TASK GOAL:
Resume the notebook passage on listing prices and availability, continuing right after its final sentence.

PASSAGE SHOWN:
· · · · · · ·

So let's remove the outliers

In [129]:
train_df = train_df[train_df.price < train_df["price"].quantile(0.95)]

In [130]:
px.box(y=train_df.price, x=train_df.target)

Now I want to calculate the average price and availability for each group of listings

In [142]:
agg = train_df.groupby('target').mean()[['price', 'availability_30', 'availability_60', 'availability_90', 'availability_365']]
agg


The default value of numeric_only in DataFrameGroupBy.mean is deprecated. In a future version, numeric_only will default to False. Either specify numeric_only or select only columns which should be valid for the function.



Unnamed: 0_level_0,price,availability_30,availability_60,availability_90,availability_365
target,Unnamed: 1_level_1,Unnamed: 2_level_1,Unnamed: 3_level_1,Unnamed: 4_level_1,Unnamed: 5_level_1
0,120.805379,9.448423,21.683717,35.26769,148.757886
1,125.294246,5.498947,13.577619,22.997491,97.532336


While prices do not differ to much, there is a difference in listing's availability. What this means is: people do not want to leave in 'bad' listings, therefore it stay unoccupied for longer periods of time. Thus, if we can transfer a listing from 'bad' to 'good', then we will increase the number of occupied days, thus producing more income. How much income exactly? See below.

· · · · · · ·

PROVIDED DATA:
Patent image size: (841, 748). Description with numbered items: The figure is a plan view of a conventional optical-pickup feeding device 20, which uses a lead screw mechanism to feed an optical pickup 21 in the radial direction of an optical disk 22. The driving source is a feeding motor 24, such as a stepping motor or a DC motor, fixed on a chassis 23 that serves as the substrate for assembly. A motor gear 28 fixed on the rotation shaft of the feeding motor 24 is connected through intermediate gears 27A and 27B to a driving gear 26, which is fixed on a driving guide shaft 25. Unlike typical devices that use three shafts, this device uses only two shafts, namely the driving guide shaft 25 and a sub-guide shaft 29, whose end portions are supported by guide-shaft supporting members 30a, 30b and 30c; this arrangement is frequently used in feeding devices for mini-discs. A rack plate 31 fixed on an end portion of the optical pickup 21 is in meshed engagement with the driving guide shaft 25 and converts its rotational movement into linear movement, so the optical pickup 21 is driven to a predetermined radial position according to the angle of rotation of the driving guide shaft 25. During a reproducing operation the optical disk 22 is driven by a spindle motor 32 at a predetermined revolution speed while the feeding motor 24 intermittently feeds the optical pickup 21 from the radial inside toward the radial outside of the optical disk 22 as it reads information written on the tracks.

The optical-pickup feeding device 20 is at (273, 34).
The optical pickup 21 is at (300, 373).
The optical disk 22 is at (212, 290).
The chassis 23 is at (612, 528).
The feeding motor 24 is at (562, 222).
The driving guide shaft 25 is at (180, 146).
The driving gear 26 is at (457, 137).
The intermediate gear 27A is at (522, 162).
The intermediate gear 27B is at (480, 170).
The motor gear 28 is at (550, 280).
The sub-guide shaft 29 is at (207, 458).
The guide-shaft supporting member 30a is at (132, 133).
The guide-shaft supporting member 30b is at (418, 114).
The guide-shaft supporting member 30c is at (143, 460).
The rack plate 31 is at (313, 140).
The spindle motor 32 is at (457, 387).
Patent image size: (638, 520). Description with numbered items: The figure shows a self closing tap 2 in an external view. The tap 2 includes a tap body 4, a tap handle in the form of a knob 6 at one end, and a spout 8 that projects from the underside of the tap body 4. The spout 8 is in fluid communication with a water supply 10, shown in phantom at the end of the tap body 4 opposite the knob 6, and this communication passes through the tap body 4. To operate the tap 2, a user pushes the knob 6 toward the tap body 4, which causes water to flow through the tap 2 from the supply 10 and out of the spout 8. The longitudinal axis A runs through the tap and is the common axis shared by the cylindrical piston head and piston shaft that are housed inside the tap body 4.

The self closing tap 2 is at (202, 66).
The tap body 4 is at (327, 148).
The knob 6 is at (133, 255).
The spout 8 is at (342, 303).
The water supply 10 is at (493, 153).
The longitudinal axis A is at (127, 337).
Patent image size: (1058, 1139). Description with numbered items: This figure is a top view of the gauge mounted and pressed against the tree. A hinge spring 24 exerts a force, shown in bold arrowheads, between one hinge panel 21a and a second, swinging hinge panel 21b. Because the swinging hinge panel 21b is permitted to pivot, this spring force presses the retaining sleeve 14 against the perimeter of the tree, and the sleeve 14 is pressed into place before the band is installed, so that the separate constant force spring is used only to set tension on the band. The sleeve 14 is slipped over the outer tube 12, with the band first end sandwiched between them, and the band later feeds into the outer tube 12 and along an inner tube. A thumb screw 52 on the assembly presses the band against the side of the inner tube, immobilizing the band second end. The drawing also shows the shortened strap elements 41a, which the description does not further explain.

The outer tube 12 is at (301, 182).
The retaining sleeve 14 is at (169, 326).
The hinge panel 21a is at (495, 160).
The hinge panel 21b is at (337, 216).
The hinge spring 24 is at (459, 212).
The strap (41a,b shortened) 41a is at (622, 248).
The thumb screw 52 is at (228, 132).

· · · · · · ·

RESPONSE TO THE EXERCISE:
Here is what will happen if we increase the number of occupied days in the listing to the level of 'good' listing.

In [161]:
periods = ['month', '2 months', '3months', 'year']
tmp = agg.to_numpy()
values = agg.iloc[1, 0] * np.abs(tmp[0, 1:] - tmp[1, 1:])
for period, value in zip(periods, values):
    print(f"In {period} we will have +{round(value)} money")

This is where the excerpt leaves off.